- What this task involves
All lines holding the string "document" are to be shown.
──────── Entries supplied ────────
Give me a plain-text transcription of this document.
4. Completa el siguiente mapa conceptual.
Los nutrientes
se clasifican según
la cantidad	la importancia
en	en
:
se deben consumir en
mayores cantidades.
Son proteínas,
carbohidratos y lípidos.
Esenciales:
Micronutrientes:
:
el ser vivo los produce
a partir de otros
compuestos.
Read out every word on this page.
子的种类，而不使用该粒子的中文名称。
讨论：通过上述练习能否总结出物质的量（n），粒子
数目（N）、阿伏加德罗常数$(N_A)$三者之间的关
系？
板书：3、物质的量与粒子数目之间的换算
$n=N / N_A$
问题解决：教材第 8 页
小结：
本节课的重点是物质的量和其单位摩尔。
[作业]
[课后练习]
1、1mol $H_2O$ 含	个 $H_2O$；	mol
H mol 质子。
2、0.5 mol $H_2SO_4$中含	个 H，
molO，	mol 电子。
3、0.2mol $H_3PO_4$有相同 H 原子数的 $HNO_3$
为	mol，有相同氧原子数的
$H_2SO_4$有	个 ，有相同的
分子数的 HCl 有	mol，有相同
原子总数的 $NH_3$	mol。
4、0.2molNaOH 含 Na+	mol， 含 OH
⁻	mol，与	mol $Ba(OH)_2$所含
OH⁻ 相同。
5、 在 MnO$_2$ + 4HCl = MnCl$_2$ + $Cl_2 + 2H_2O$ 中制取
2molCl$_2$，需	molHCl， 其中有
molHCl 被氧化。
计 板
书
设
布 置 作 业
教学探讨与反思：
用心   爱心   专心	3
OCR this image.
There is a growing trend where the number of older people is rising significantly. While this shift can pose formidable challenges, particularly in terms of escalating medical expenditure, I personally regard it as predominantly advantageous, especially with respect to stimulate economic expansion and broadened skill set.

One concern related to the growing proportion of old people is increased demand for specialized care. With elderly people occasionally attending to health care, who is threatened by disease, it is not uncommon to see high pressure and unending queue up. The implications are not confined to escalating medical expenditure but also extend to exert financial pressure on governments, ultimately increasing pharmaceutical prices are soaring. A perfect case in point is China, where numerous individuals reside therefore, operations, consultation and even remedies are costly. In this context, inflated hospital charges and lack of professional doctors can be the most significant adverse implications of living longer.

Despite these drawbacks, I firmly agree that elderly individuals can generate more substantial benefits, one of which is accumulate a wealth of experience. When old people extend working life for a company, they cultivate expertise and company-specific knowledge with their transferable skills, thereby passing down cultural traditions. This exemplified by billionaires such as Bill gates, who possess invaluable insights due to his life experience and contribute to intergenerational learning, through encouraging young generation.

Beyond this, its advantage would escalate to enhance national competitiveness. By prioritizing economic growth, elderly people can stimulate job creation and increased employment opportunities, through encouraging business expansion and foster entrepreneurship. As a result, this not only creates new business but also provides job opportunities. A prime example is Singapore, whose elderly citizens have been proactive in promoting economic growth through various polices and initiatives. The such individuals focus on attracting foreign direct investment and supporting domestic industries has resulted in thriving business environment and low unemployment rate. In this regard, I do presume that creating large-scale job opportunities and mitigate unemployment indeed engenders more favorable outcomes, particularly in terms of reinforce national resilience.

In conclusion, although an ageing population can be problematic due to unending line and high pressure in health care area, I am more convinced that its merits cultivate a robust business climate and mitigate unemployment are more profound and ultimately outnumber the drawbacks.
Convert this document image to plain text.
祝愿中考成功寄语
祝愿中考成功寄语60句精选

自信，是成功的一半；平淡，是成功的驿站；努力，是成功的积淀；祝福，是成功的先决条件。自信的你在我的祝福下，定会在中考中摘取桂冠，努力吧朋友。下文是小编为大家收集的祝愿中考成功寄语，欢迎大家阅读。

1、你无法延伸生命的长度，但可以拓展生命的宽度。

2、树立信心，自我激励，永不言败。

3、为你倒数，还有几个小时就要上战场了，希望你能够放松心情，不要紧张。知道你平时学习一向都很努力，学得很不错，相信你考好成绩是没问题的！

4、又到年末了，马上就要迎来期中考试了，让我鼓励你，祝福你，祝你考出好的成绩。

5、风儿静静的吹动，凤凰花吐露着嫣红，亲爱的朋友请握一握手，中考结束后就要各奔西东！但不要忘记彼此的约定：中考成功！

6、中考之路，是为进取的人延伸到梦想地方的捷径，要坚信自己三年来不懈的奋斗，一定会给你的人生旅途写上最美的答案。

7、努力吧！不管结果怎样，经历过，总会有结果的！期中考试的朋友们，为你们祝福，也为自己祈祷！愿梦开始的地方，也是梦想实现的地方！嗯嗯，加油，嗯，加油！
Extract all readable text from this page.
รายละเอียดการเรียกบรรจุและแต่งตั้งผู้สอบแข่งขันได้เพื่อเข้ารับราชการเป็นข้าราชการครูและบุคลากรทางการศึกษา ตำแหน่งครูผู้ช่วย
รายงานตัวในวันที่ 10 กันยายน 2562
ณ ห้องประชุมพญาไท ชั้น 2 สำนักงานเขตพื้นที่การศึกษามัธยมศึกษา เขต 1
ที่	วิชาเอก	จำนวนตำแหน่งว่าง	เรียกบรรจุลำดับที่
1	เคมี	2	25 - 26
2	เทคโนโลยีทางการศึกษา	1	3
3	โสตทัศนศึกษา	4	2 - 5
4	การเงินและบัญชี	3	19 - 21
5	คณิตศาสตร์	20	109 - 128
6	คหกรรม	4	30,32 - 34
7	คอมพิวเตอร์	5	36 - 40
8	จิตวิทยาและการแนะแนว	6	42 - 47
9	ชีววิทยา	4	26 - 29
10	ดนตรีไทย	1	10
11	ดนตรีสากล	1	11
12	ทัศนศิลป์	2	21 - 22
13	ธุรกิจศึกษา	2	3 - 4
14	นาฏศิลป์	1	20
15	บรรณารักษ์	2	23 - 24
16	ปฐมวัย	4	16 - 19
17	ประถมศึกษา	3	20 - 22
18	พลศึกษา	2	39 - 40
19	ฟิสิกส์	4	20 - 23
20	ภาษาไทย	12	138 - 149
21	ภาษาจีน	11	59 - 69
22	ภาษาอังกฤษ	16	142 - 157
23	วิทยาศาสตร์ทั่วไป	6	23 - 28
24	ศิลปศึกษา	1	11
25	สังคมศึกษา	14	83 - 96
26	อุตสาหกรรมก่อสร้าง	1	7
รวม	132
────────
- Full output
Give me a plain-text transcription of this document.
Convert this document image to plain text.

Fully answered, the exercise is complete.